Problem requirements: Work through the data line by line, gathering every line that has the word "metric".
* * * * * * * * *
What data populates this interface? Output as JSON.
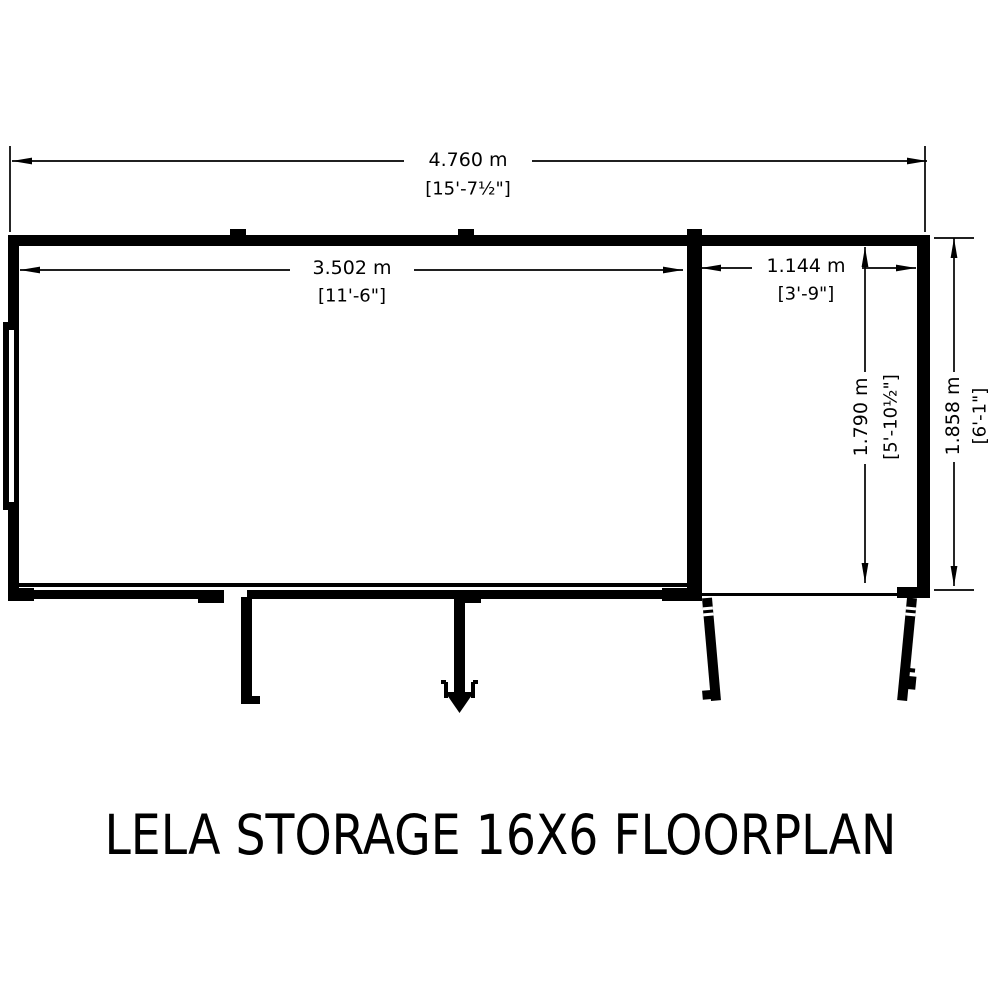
{
  "title": "LELA STORAGE 16X6 FLOORPLAN",
  "dimensions": {
    "overall_width": {
      "metric": "4.760 m",
      "imperial": "[15'-7½\"]"
    },
    "main_room_width": {
      "metric": "3.502 m",
      "imperial": "[11'-6\"]"
    },
    "side_room_width": {
      "metric": "1.144 m",
      "imperial": "[3'-9\"]"
    },
    "internal_depth": {
      "metric": "1.790 m",
      "imperial": "[5'-10½\"]"
    },
    "overall_depth": {
      "metric": "1.858 m",
      "imperial": "[6'-1\"]"
    }
  },
  "colors": {
    "line": "#000000",
    "background": "#ffffff"
  }
}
* * * * * * * * *
Solution for this exercise:
      "metric": "4.760 m",
      "metric": "3.502 m",
      "metric": "1.144 m",
      "metric": "1.790 m",
      "metric": "1.858 m",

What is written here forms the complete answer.